━━━ 给定文本 ━━━

原始数据如下:
gid | score |
---|---|
a1 | 90 80 79 80 |
a2 | 79 89 45 60 |
a3 | 57 56 89 75 |
from pyspark.sql.functions import udf, col
from pyspark.sql.types import MapType, IntegerType, StringType
def udf_array_to_map(array):
if array is None:
return array
return dict((i, v) for i, v in enumerate(array))
# col(): returns a column based on the given column name
# MapType: 表示包括一组key-value的值.通过keyType表示key数据的类型,通过valueType表示value数据的类型.
# 最后一个参数指明mapType重点值是否有null值
def generate_idx_for_df(df, id_name, col_name, col_schema):
"""
generate_idx_for_df, explodes rows with array as a column into a new row for each
element in the array, with 'INTEGER_IDX' indicating its index in the original array.

━━━ 提供信息 ━━━

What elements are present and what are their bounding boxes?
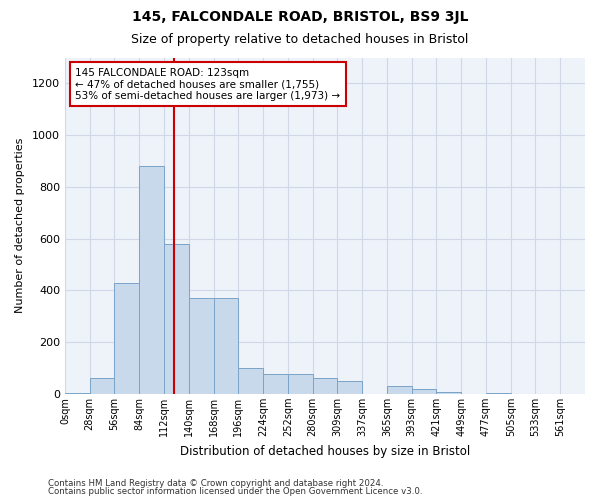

━━━

任务要求
1. 将讲 PySpark 数组展开的文本中从“# col(): returns”一直到“the original array.”的那一段逐字重新录入。
2. 从讲 PySpark 数组展开的文本停下的地方起，接着往下写。

参考答案
1.
# col(): returns a column based on the given column name
# MapType: 表示包括一组key-value的值.通过keyType表示key数据的类型,通过valueType表示value数据的类型.
# 最后一个参数指明mapType重点值是否有null值
def generate_idx_for_df(df, id_name, col_name, col_schema):
"""
generate_idx_for_df, explodes rows with array as a column into a new row for each
element in the array, with 'INTEGER_IDX' indicating its index in the original array.

2.
:param df: dataframe with array columns
:param id_name: the id field of df
:param col_name: the col of df to explode
:param col_schema: the schema of each element in col_name array
:return: new df with exploded rows.
"""
idx_udf = udf(lambda x: udf_array_to_map(x), MapType(IntegerType(), col_schema, True))
return df.withColumn('idx_columns', idx_udf(col(col_name))) \
.select(id_name, explode('idx_columns').alias('INTEGER_IDX', 'col'))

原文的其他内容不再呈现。